* [Work required]:
In the listing below, find every line with the string "дрот" and pull it out.

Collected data
###

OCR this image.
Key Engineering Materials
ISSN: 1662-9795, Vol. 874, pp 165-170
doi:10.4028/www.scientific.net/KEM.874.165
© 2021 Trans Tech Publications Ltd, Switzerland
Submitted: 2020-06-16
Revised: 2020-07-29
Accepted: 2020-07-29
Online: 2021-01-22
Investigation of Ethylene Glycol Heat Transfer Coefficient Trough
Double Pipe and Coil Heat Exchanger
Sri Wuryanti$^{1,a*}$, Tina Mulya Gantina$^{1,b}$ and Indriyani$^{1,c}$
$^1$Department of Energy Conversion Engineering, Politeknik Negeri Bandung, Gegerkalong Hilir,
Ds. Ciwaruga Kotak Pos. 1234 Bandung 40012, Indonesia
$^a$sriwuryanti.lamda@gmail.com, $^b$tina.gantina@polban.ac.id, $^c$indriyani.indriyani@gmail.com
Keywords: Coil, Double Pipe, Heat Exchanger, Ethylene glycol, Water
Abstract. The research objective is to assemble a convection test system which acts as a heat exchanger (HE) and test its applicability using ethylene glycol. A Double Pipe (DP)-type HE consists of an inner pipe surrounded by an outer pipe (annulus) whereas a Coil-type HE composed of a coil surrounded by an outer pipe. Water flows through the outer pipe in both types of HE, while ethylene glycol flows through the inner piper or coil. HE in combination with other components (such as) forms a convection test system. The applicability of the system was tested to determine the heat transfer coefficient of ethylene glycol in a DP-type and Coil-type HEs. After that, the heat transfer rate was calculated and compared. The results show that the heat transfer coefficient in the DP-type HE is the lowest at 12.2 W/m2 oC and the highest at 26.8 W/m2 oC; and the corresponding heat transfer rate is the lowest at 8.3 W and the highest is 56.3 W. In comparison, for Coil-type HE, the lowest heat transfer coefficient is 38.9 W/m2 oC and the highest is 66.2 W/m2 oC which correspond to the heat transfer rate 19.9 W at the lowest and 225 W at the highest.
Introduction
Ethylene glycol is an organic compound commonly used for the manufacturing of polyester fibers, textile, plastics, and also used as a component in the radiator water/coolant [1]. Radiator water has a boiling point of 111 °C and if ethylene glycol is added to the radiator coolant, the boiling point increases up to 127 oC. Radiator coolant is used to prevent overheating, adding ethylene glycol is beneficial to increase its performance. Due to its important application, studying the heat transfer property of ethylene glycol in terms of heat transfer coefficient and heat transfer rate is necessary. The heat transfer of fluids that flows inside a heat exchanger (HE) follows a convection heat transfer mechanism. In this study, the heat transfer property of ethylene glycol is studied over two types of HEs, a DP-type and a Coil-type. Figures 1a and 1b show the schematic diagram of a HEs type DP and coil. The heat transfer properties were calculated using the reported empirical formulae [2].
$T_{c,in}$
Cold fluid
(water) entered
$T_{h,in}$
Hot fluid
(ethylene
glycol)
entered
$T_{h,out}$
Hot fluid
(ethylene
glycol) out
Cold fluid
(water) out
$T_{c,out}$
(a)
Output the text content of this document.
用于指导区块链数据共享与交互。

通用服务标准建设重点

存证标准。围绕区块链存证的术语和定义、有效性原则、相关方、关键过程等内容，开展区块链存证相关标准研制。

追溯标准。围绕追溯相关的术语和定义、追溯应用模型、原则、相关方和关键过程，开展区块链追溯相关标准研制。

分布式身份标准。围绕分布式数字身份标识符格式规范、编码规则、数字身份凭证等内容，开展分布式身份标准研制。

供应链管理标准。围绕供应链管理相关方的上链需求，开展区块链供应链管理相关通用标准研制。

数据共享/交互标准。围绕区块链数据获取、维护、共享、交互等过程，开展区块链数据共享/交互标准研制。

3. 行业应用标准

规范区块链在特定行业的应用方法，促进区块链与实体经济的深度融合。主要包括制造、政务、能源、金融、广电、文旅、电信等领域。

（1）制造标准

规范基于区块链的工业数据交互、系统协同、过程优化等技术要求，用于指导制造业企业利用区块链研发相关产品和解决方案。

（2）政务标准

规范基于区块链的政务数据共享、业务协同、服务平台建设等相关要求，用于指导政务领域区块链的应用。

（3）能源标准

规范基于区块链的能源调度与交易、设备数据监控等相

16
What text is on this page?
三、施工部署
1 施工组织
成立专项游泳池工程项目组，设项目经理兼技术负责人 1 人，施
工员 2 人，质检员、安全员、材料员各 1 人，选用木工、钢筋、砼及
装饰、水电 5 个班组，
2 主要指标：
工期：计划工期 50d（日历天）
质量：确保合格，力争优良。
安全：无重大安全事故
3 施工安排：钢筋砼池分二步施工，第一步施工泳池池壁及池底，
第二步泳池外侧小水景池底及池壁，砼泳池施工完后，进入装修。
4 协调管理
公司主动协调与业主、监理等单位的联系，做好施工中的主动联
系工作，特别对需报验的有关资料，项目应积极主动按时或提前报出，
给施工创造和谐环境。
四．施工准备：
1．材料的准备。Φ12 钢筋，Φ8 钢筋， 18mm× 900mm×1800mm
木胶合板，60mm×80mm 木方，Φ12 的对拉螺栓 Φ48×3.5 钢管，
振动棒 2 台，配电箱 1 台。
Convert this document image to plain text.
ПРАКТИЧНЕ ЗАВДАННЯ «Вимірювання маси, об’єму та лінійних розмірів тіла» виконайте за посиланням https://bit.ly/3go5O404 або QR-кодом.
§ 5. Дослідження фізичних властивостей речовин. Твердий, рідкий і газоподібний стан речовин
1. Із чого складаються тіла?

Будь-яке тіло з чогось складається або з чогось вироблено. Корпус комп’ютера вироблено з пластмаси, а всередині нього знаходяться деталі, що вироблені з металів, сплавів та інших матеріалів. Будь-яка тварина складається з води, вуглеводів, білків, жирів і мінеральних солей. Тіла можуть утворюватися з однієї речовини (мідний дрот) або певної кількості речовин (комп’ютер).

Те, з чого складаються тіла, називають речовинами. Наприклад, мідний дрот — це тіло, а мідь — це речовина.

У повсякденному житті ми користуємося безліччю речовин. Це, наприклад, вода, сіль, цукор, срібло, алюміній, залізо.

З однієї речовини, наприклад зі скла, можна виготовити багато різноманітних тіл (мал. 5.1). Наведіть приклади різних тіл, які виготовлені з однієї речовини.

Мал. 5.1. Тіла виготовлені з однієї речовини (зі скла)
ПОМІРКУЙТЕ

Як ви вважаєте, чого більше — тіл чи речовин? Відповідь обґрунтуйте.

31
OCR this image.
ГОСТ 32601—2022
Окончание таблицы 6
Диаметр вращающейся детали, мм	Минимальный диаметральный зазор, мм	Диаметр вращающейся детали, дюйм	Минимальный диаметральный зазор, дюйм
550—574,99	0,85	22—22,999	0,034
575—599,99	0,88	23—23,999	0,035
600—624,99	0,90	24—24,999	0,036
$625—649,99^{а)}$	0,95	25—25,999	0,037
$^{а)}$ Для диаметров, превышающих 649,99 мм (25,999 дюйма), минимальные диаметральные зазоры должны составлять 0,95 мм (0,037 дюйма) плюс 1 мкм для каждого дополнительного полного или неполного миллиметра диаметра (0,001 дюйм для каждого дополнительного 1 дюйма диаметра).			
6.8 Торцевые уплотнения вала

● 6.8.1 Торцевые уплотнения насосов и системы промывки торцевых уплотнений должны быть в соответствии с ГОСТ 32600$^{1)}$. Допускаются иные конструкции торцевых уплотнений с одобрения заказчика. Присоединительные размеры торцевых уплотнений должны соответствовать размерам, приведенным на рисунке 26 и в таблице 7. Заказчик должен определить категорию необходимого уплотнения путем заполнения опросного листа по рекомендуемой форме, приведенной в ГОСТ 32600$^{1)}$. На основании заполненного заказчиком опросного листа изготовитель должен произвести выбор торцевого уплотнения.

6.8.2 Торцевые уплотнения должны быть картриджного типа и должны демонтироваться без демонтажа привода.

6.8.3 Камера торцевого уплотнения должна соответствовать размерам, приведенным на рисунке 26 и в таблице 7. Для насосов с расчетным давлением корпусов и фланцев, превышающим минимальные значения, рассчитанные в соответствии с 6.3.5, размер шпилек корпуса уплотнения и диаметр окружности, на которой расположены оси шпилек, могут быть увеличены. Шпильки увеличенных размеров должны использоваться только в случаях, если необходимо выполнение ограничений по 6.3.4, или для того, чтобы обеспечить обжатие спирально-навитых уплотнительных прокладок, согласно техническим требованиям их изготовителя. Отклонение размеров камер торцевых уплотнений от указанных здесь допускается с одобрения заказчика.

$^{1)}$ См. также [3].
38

###

* [The solution]:
Будь-яке тіло з чогось складається або з чогось вироблено. Корпус комп’ютера вироблено з пластмаси, а всередині нього знаходяться деталі, що вироблені з металів, сплавів та інших матеріалів. Будь-яка тварина складається з води, вуглеводів, білків, жирів і мінеральних солей. Тіла можуть утворюватися з однієї речовини (мідний дрот) або певної кількості речовин (комп’ютер).
Те, з чого складаються тіла, називають речовинами. Наприклад, мідний дрот — це тіло, а мідь — це речовина.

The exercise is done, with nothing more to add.